YOUR OBJECTIVE → Reproduce the material exactly, omitting nothing.

----- MATERIAL FOR THE TASK -----

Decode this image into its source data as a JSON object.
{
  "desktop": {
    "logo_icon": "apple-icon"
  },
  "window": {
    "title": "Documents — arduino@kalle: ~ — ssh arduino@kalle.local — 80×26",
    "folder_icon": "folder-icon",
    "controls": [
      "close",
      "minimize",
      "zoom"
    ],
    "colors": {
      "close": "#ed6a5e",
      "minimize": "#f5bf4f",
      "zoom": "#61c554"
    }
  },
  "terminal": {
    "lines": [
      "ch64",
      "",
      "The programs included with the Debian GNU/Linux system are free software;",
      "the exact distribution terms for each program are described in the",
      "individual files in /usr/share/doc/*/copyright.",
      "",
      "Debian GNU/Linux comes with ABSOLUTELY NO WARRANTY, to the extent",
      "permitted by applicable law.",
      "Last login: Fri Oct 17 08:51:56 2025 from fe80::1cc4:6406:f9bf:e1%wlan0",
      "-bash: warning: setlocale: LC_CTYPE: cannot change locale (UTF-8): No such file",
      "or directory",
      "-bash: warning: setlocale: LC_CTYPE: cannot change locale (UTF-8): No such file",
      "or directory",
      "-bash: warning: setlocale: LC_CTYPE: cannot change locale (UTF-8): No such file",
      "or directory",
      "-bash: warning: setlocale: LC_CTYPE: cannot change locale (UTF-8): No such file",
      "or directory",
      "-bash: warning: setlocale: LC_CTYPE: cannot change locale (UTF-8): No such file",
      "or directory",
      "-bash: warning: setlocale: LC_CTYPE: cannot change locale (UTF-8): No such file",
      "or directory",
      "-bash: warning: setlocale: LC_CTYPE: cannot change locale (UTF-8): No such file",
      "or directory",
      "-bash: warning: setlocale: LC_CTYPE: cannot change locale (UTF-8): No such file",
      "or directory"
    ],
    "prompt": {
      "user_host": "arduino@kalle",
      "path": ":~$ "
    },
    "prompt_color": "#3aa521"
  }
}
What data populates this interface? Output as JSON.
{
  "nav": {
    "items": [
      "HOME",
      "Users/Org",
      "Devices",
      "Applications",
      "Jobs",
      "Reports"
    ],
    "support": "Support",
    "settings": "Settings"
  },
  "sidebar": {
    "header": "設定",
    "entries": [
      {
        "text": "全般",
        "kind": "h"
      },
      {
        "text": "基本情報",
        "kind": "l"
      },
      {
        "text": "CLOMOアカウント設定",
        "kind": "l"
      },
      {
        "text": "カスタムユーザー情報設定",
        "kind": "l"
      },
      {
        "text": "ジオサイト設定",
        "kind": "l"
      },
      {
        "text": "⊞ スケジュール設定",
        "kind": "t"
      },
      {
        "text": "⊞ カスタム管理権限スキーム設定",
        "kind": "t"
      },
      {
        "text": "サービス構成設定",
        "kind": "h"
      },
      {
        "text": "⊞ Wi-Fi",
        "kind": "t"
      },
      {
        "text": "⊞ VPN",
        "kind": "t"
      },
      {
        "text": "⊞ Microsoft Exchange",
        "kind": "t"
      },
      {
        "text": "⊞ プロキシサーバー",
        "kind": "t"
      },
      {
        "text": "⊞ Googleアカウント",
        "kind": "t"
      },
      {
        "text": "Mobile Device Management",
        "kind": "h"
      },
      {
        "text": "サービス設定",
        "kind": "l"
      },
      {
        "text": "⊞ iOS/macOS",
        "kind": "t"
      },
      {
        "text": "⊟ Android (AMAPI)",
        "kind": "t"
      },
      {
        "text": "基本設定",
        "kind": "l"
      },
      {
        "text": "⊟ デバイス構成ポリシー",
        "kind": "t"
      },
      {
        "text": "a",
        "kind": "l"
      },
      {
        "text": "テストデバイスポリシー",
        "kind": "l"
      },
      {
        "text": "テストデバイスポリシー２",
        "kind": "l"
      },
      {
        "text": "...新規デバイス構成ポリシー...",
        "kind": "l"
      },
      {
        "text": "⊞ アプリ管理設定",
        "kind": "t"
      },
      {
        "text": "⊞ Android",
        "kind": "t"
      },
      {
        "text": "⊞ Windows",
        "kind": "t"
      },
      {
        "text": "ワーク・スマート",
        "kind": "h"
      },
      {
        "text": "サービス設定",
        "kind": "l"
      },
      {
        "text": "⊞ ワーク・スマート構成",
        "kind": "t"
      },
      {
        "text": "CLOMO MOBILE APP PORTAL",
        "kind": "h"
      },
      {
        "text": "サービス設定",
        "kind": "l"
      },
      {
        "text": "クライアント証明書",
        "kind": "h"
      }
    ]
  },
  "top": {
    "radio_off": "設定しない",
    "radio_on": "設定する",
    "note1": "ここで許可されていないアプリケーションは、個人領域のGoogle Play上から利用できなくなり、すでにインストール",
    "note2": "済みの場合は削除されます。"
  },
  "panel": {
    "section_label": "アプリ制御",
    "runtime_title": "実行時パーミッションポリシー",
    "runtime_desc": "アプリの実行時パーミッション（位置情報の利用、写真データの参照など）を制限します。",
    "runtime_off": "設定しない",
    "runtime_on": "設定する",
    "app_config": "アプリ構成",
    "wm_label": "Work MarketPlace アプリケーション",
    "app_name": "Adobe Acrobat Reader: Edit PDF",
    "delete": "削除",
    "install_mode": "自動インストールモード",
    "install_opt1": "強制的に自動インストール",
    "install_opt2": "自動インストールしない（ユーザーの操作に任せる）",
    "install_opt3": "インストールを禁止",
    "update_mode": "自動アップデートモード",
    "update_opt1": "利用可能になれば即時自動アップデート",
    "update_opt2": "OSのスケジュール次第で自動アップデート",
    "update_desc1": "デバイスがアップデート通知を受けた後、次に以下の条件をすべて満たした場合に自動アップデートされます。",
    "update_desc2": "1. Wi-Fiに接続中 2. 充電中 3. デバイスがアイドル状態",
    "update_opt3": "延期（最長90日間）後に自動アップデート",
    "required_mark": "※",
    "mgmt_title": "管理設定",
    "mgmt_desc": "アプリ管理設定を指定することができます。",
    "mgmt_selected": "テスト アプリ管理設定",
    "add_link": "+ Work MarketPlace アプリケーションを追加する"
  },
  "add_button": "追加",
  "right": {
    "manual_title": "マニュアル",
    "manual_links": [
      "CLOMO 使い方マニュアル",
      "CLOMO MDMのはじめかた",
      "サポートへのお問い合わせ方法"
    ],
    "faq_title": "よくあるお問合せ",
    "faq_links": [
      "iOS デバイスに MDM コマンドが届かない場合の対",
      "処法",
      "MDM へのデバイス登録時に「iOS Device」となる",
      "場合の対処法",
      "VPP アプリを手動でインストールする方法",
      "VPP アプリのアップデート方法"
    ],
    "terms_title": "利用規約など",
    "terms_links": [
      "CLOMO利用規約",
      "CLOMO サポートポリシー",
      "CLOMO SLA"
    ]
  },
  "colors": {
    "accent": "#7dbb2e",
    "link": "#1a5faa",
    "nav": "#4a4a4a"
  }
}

-----

ANSWER TO THIS PROBLEM →
Decode this image into its source data as a JSON object.
{
  "desktop": {
    "logo_icon": "apple-icon"
  },
  "window": {
    "title": "Documents — arduino@kalle: ~ — ssh arduino@kalle.local — 80×26",
    "folder_icon": "folder-icon",
    "controls": [
      "close",
      "minimize",
      "zoom"
    ],
    "colors": {
      "close": "#ed6a5e",
      "minimize": "#f5bf4f",
      "zoom": "#61c554"
    }
  },
  "terminal": {
    "lines": [
      "ch64",
      "",
      "The programs included with the Debian GNU/Linux system are free software;",
      "the exact distribution terms for each program are described in the",
      "individual files in /usr/share/doc/*/copyright.",
      "",
      "Debian GNU/Linux comes with ABSOLUTELY NO WARRANTY, to the extent",
      "permitted by applicable law.",
      "Last login: Fri Oct 17 08:51:56 2025 from fe80::1cc4:6406:f9bf:e1%wlan0",
      "-bash: warning: setlocale: LC_CTYPE: cannot change locale (UTF-8): No such file",
      "or directory",
      "-bash: warning: setlocale: LC_CTYPE: cannot change locale (UTF-8): No such file",
      "or directory",
      "-bash: warning: setlocale: LC_CTYPE: cannot change locale (UTF-8): No such file",
      "or directory",
      "-bash: warning: setlocale: LC_CTYPE: cannot change locale (UTF-8): No such file",
      "or directory",
      "-bash: warning: setlocale: LC_CTYPE: cannot change locale (UTF-8): No such file",
      "or directory",
      "-bash: warning: setlocale: LC_CTYPE: cannot change locale (UTF-8): No such file",
      "or directory",
      "-bash: warning: setlocale: LC_CTYPE: cannot change locale (UTF-8): No such file",
      "or directory",
      "-bash: warning: setlocale: LC_CTYPE: cannot change locale (UTF-8): No such file",
      "or directory"
    ],
    "prompt": {
      "user_host": "arduino@kalle",
      "path": ":~$ "
    },
    "prompt_color": "#3aa521"
  }
}
What data populates this interface? Output as JSON.
{
  "nav": {
    "items": [
      "HOME",
      "Users/Org",
      "Devices",
      "Applications",
      "Jobs",
      "Reports"
    ],
    "support": "Support",
    "settings": "Settings"
  },
  "sidebar": {
    "header": "設定",
    "entries": [
      {
        "text": "全般",
        "kind": "h"
      },
      {
        "text": "基本情報",
        "kind": "l"
      },
      {
        "text": "CLOMOアカウント設定",
        "kind": "l"
      },
      {
        "text": "カスタムユーザー情報設定",
        "kind": "l"
      },
      {
        "text": "ジオサイト設定",
        "kind": "l"
      },
      {
        "text": "⊞ スケジュール設定",
        "kind": "t"
      },
      {
        "text": "⊞ カスタム管理権限スキーム設定",
        "kind": "t"
      },
      {
        "text": "サービス構成設定",
        "kind": "h"
      },
      {
        "text": "⊞ Wi-Fi",
        "kind": "t"
      },
      {
        "text": "⊞ VPN",
        "kind": "t"
      },
      {
        "text": "⊞ Microsoft Exchange",
        "kind": "t"
      },
      {
        "text": "⊞ プロキシサーバー",
        "kind": "t"
      },
      {
        "text": "⊞ Googleアカウント",
        "kind": "t"
      },
      {
        "text": "Mobile Device Management",
        "kind": "h"
      },
      {
        "text": "サービス設定",
        "kind": "l"
      },
      {
        "text": "⊞ iOS/macOS",
        "kind": "t"
      },
      {
        "text": "⊟ Android (AMAPI)",
        "kind": "t"
      },
      {
        "text": "基本設定",
        "kind": "l"
      },
      {
        "text": "⊟ デバイス構成ポリシー",
        "kind": "t"
      },
      {
        "text": "a",
        "kind": "l"
      },
      {
        "text": "テストデバイスポリシー",
        "kind": "l"
      },
      {
        "text": "テストデバイスポリシー２",
        "kind": "l"
      },
      {
        "text": "...新規デバイス構成ポリシー...",
        "kind": "l"
      },
      {
        "text": "⊞ アプリ管理設定",
        "kind": "t"
      },
      {
        "text": "⊞ Android",
        "kind": "t"
      },
      {
        "text": "⊞ Windows",
        "kind": "t"
      },
      {
        "text": "ワーク・スマート",
        "kind": "h"
      },
      {
        "text": "サービス設定",
        "kind": "l"
      },
      {
        "text": "⊞ ワーク・スマート構成",
        "kind": "t"
      },
      {
        "text": "CLOMO MOBILE APP PORTAL",
        "kind": "h"
      },
      {
        "text": "サービス設定",
        "kind": "l"
      },
      {
        "text": "クライアント証明書",
        "kind": "h"
      }
    ]
  },
  "top": {
    "radio_off": "設定しない",
    "radio_on": "設定する",
    "note1": "ここで許可されていないアプリケーションは、個人領域のGoogle Play上から利用できなくなり、すでにインストール",
    "note2": "済みの場合は削除されます。"
  },
  "panel": {
    "section_label": "アプリ制御",
    "runtime_title": "実行時パーミッションポリシー",
    "runtime_desc": "アプリの実行時パーミッション（位置情報の利用、写真データの参照など）を制限します。",
    "runtime_off": "設定しない",
    "runtime_on": "設定する",
    "app_config": "アプリ構成",
    "wm_label": "Work MarketPlace アプリケーション",
    "app_name": "Adobe Acrobat Reader: Edit PDF",
    "delete": "削除",
    "install_mode": "自動インストールモード",
    "install_opt1": "強制的に自動インストール",
    "install_opt2": "自動インストールしない（ユーザーの操作に任せる）",
    "install_opt3": "インストールを禁止",
    "update_mode": "自動アップデートモード",
    "update_opt1": "利用可能になれば即時自動アップデート",
    "update_opt2": "OSのスケジュール次第で自動アップデート",
    "update_desc1": "デバイスがアップデート通知を受けた後、次に以下の条件をすべて満たした場合に自動アップデートされます。",
    "update_desc2": "1. Wi-Fiに接続中 2. 充電中 3. デバイスがアイドル状態",
    "update_opt3": "延期（最長90日間）後に自動アップデート",
    "required_mark": "※",
    "mgmt_title": "管理設定",
    "mgmt_desc": "アプリ管理設定を指定することができます。",
    "mgmt_selected": "テスト アプリ管理設定",
    "add_link": "+ Work MarketPlace アプリケーションを追加する"
  },
  "add_button": "追加",
  "right": {
    "manual_title": "マニュアル",
    "manual_links": [
      "CLOMO 使い方マニュアル",
      "CLOMO MDMのはじめかた",
      "サポートへのお問い合わせ方法"
    ],
    "faq_title": "よくあるお問合せ",
    "faq_links": [
      "iOS デバイスに MDM コマンドが届かない場合の対",
      "処法",
      "MDM へのデバイス登録時に「iOS Device」となる",
      "場合の対処法",
      "VPP アプリを手動でインストールする方法",
      "VPP アプリのアップデート方法"
    ],
    "terms_title": "利用規約など",
    "terms_links": [
      "CLOMO利用規約",
      "CLOMO サポートポリシー",
      "CLOMO SLA"
    ]
  },
  "colors": {
    "accent": "#7dbb2e",
    "link": "#1a5faa",
    "nav": "#4a4a4a"
  }
}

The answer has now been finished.